DIRECTIVE.
Scan the material and copy every line in which "orientation" appears.

EXERCISE DATA.
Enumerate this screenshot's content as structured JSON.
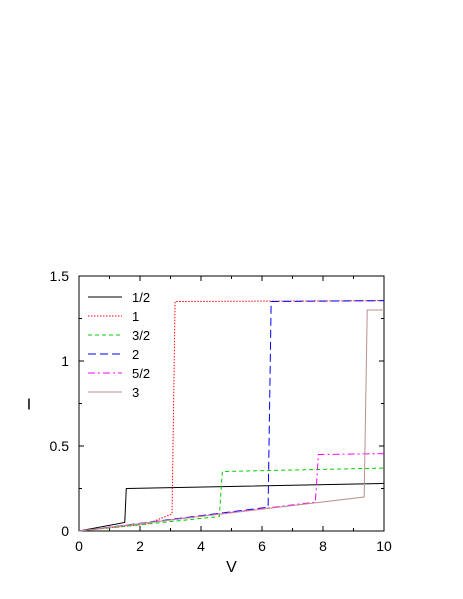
{
  "chart_data": {
    "type": "line",
    "title": "",
    "xlabel": "V",
    "ylabel": "I",
    "xlim": [
      0,
      10
    ],
    "ylim": [
      0,
      1.5
    ],
    "xticks": [
      0,
      2,
      4,
      6,
      8,
      10
    ],
    "xtick_labels": [
      "0",
      "2",
      "4",
      "6",
      "8",
      "10"
    ],
    "yticks": [
      0,
      0.5,
      1,
      1.5
    ],
    "ytick_labels": [
      "0",
      "0.5",
      "1",
      "1.5"
    ],
    "grid": false,
    "legend_position": "top-left",
    "series": [
      {
        "name": "1/2",
        "color": "#000000",
        "dash": "solid",
        "x": [
          0,
          1.5,
          1.55,
          10
        ],
        "y": [
          0,
          0.05,
          0.25,
          0.28
        ]
      },
      {
        "name": "1",
        "color": "#ff0000",
        "dash": "dotted",
        "x": [
          0,
          2.2,
          3.05,
          3.15,
          10
        ],
        "y": [
          0,
          0.04,
          0.1,
          1.35,
          1.355
        ]
      },
      {
        "name": "3/2",
        "color": "#00cc00",
        "dash": "dashed",
        "x": [
          0,
          4.6,
          4.7,
          10
        ],
        "y": [
          0,
          0.085,
          0.35,
          0.37
        ]
      },
      {
        "name": "2",
        "color": "#0000ff",
        "dash": "longdash",
        "x": [
          0,
          6.2,
          6.3,
          10
        ],
        "y": [
          0,
          0.14,
          1.35,
          1.355
        ]
      },
      {
        "name": "5/2",
        "color": "#ff00ff",
        "dash": "dashdot",
        "x": [
          0,
          7.75,
          7.85,
          10
        ],
        "y": [
          0,
          0.17,
          0.45,
          0.455
        ]
      },
      {
        "name": "3",
        "color": "#bc8f8f",
        "dash": "solid",
        "x": [
          0,
          9.35,
          9.45,
          10
        ],
        "y": [
          0,
          0.2,
          1.3,
          1.3
        ]
      }
    ]
  }
}
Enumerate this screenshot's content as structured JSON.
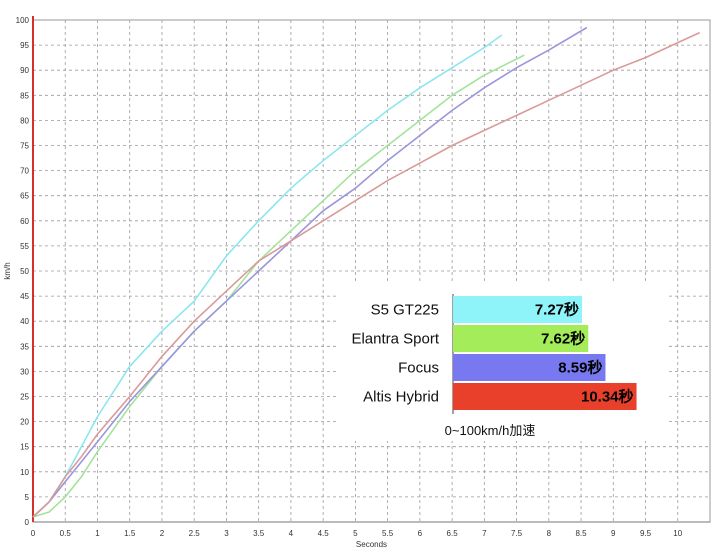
{
  "chart_data": [
    {
      "type": "line",
      "title": "",
      "xlabel": "Seconds",
      "ylabel": "km/h",
      "xlim": [
        0,
        10.5
      ],
      "ylim": [
        0,
        100
      ],
      "x_ticks": [
        "0",
        "0.5",
        "1",
        "1.5",
        "2",
        "2.5",
        "3",
        "3.5",
        "4",
        "4.5",
        "5",
        "5.5",
        "6",
        "6.5",
        "7",
        "7.5",
        "8",
        "8.5",
        "9",
        "9.5",
        "10"
      ],
      "y_ticks": [
        "0",
        "5",
        "10",
        "15",
        "20",
        "25",
        "30",
        "35",
        "40",
        "45",
        "50",
        "55",
        "60",
        "65",
        "70",
        "75",
        "80",
        "85",
        "90",
        "95",
        "100"
      ],
      "grid": true,
      "series": [
        {
          "color": "#8de6ee",
          "points": [
            [
              0,
              1
            ],
            [
              0.25,
              4
            ],
            [
              0.5,
              9
            ],
            [
              0.75,
              15
            ],
            [
              1,
              21
            ],
            [
              1.5,
              31
            ],
            [
              2,
              38
            ],
            [
              2.5,
              44
            ],
            [
              3,
              53
            ],
            [
              3.5,
              60
            ],
            [
              4,
              66.5
            ],
            [
              4.5,
              72
            ],
            [
              5,
              77
            ],
            [
              5.5,
              82
            ],
            [
              6,
              86.5
            ],
            [
              6.5,
              90.5
            ],
            [
              7,
              94.5
            ],
            [
              7.27,
              97
            ]
          ]
        },
        {
          "color": "#a3e39b",
          "points": [
            [
              0,
              1
            ],
            [
              0.25,
              2
            ],
            [
              0.5,
              5
            ],
            [
              0.75,
              9
            ],
            [
              1,
              14
            ],
            [
              1.5,
              23
            ],
            [
              2,
              31
            ],
            [
              2.5,
              38
            ],
            [
              3,
              44
            ],
            [
              3.5,
              52
            ],
            [
              4,
              58
            ],
            [
              4.5,
              64
            ],
            [
              5,
              70
            ],
            [
              5.5,
              75
            ],
            [
              6,
              80
            ],
            [
              6.5,
              85
            ],
            [
              7,
              89
            ],
            [
              7.62,
              93
            ]
          ]
        },
        {
          "color": "#9b95dc",
          "points": [
            [
              0,
              1
            ],
            [
              0.25,
              4
            ],
            [
              0.5,
              8
            ],
            [
              0.75,
              12
            ],
            [
              1,
              16
            ],
            [
              1.5,
              24
            ],
            [
              2,
              31
            ],
            [
              2.5,
              38
            ],
            [
              3,
              44
            ],
            [
              3.5,
              50
            ],
            [
              4,
              56
            ],
            [
              4.5,
              62
            ],
            [
              5,
              66.5
            ],
            [
              5.5,
              72
            ],
            [
              6,
              77
            ],
            [
              6.5,
              82
            ],
            [
              7,
              86.5
            ],
            [
              7.5,
              90.5
            ],
            [
              8,
              94
            ],
            [
              8.59,
              98.5
            ]
          ]
        },
        {
          "color": "#d99a99",
          "points": [
            [
              0,
              1
            ],
            [
              0.25,
              4
            ],
            [
              0.5,
              9
            ],
            [
              0.75,
              13
            ],
            [
              1,
              17.5
            ],
            [
              1.5,
              25
            ],
            [
              2,
              33
            ],
            [
              2.5,
              40
            ],
            [
              3,
              46
            ],
            [
              3.5,
              52
            ],
            [
              4,
              56
            ],
            [
              4.5,
              60
            ],
            [
              5,
              64
            ],
            [
              5.5,
              68
            ],
            [
              6,
              71.5
            ],
            [
              6.5,
              75
            ],
            [
              7,
              78
            ],
            [
              7.5,
              81
            ],
            [
              8,
              84
            ],
            [
              8.5,
              87
            ],
            [
              9,
              90
            ],
            [
              9.5,
              92.5
            ],
            [
              10,
              95.5
            ],
            [
              10.34,
              97.5
            ]
          ]
        }
      ]
    },
    {
      "type": "bar",
      "orientation": "horizontal",
      "title": "0~100km/h加速",
      "categories": [
        "S5 GT225",
        "Elantra Sport",
        "Focus",
        "Altis Hybrid"
      ],
      "values": [
        7.27,
        7.62,
        8.59,
        10.34
      ],
      "value_labels": [
        "7.27秒",
        "7.62秒",
        "8.59秒",
        "10.34秒"
      ],
      "colors": [
        "#8ff3fa",
        "#a4ec59",
        "#7878f0",
        "#e8402b"
      ],
      "xlim": [
        0,
        12
      ]
    }
  ]
}
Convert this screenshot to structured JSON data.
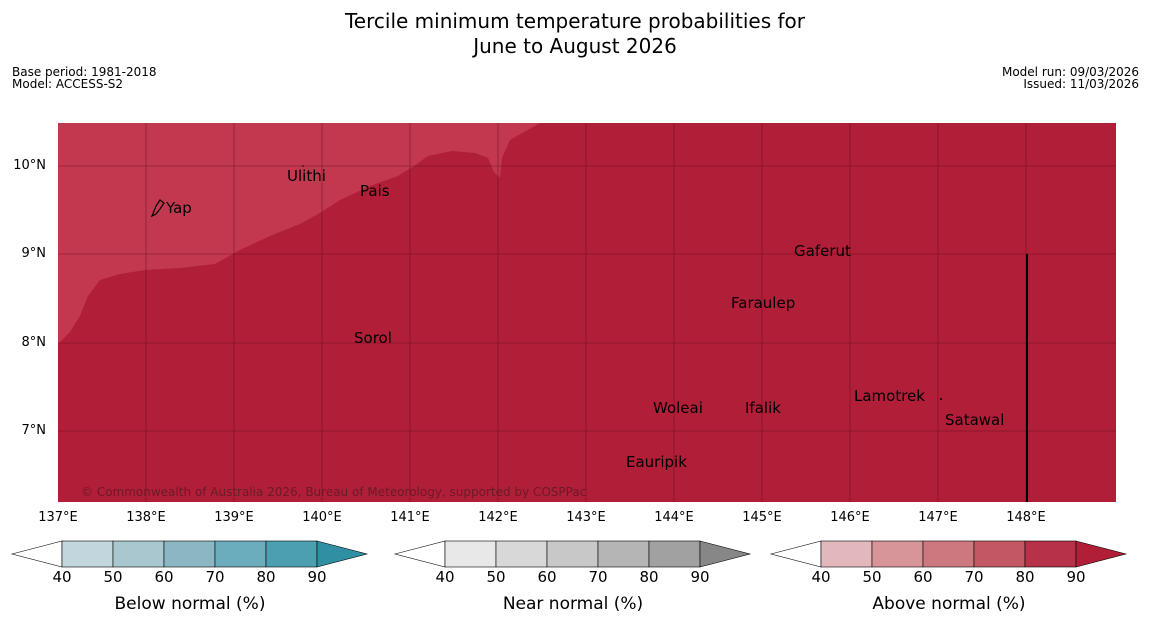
{
  "title": {
    "line1": "Tercile minimum temperature probabilities for",
    "line2": "June to August 2026"
  },
  "meta": {
    "base_period": "Base period: 1981-2018",
    "model": "Model: ACCESS-S2",
    "model_run": "Model run: 09/03/2026",
    "issued": "Issued: 11/03/2026"
  },
  "map": {
    "colors": {
      "above_80_90": "#b01e38",
      "above_70_80": "#c2384e",
      "grid": "#5a0d18",
      "boundary": "#000000"
    },
    "lat_labels": [
      "10°N",
      "9°N",
      "8°N",
      "7°N"
    ],
    "lon_labels": [
      "137°E",
      "138°E",
      "139°E",
      "140°E",
      "141°E",
      "142°E",
      "143°E",
      "144°E",
      "145°E",
      "146°E",
      "147°E",
      "148°E"
    ],
    "places": {
      "yap": "Yap",
      "ulithi": "Ulithi",
      "pais": "Pais",
      "gaferut": "Gaferut",
      "faraulep": "Faraulep",
      "sorol": "Sorol",
      "lamotrek": "Lamotrek",
      "woleai": "Woleai",
      "ifalik": "Ifalik",
      "satawal": "Satawal",
      "eauripik": "Eauripik"
    },
    "copyright": "© Commonwealth of Australia 2026, Bureau of Meteorology, supported by COSPPac"
  },
  "colorbars": {
    "ticks": [
      "40",
      "50",
      "60",
      "70",
      "80",
      "90"
    ],
    "below": {
      "title": "Below normal (%)",
      "colors": [
        "#ffffff",
        "#c1d6dd",
        "#a8c7cf",
        "#8bb7c3",
        "#6badbc",
        "#4b9fb0",
        "#2f90a4"
      ]
    },
    "near": {
      "title": "Near normal (%)",
      "colors": [
        "#ffffff",
        "#e8e8e8",
        "#d8d8d8",
        "#c8c8c8",
        "#b5b5b5",
        "#a1a1a1",
        "#878787"
      ]
    },
    "above": {
      "title": "Above normal (%)",
      "colors": [
        "#ffffff",
        "#e2b8bd",
        "#d79599",
        "#cd787f",
        "#c35864",
        "#b73148",
        "#b01e38"
      ]
    }
  }
}
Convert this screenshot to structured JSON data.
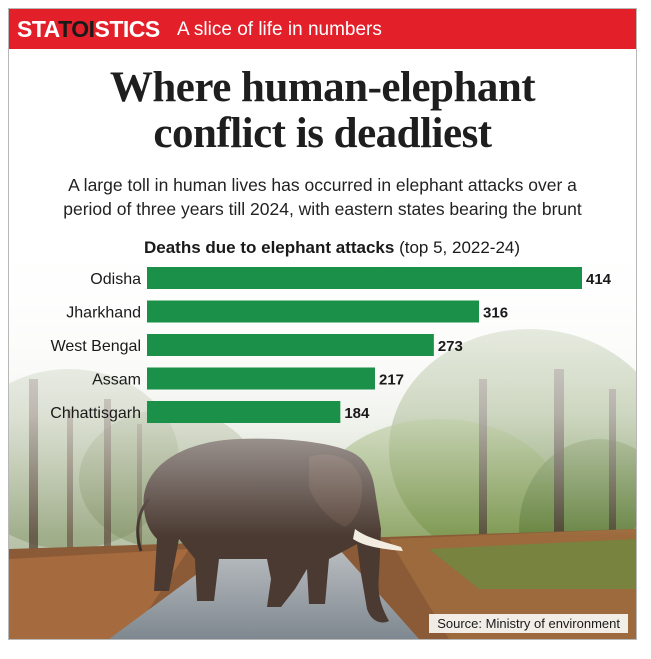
{
  "header": {
    "brand_part1": "STA",
    "brand_part2": "TOI",
    "brand_part3": "STICS",
    "tagline": "A slice of life in numbers"
  },
  "title_line1": "Where human-elephant",
  "title_line2": "conflict is deadliest",
  "subtitle_line1": "A large toll in human lives has occurred in elephant attacks over a",
  "subtitle_line2": "period of three years till 2024, with eastern states bearing the brunt",
  "source": "Source: Ministry of environment",
  "colors": {
    "banner": "#e3202a",
    "bar": "#1a9048"
  },
  "chart_data": {
    "type": "bar",
    "orientation": "horizontal",
    "title_bold": "Deaths due to elephant attacks",
    "title_rest": " (top 5, 2022-24)",
    "categories": [
      "Odisha",
      "Jharkhand",
      "West Bengal",
      "Assam",
      "Chhattisgarh"
    ],
    "values": [
      414,
      316,
      273,
      217,
      184
    ],
    "xlim": [
      0,
      414
    ]
  }
}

RESULT.
      "orientation": "horizontal",
    "orientation": "horizontal",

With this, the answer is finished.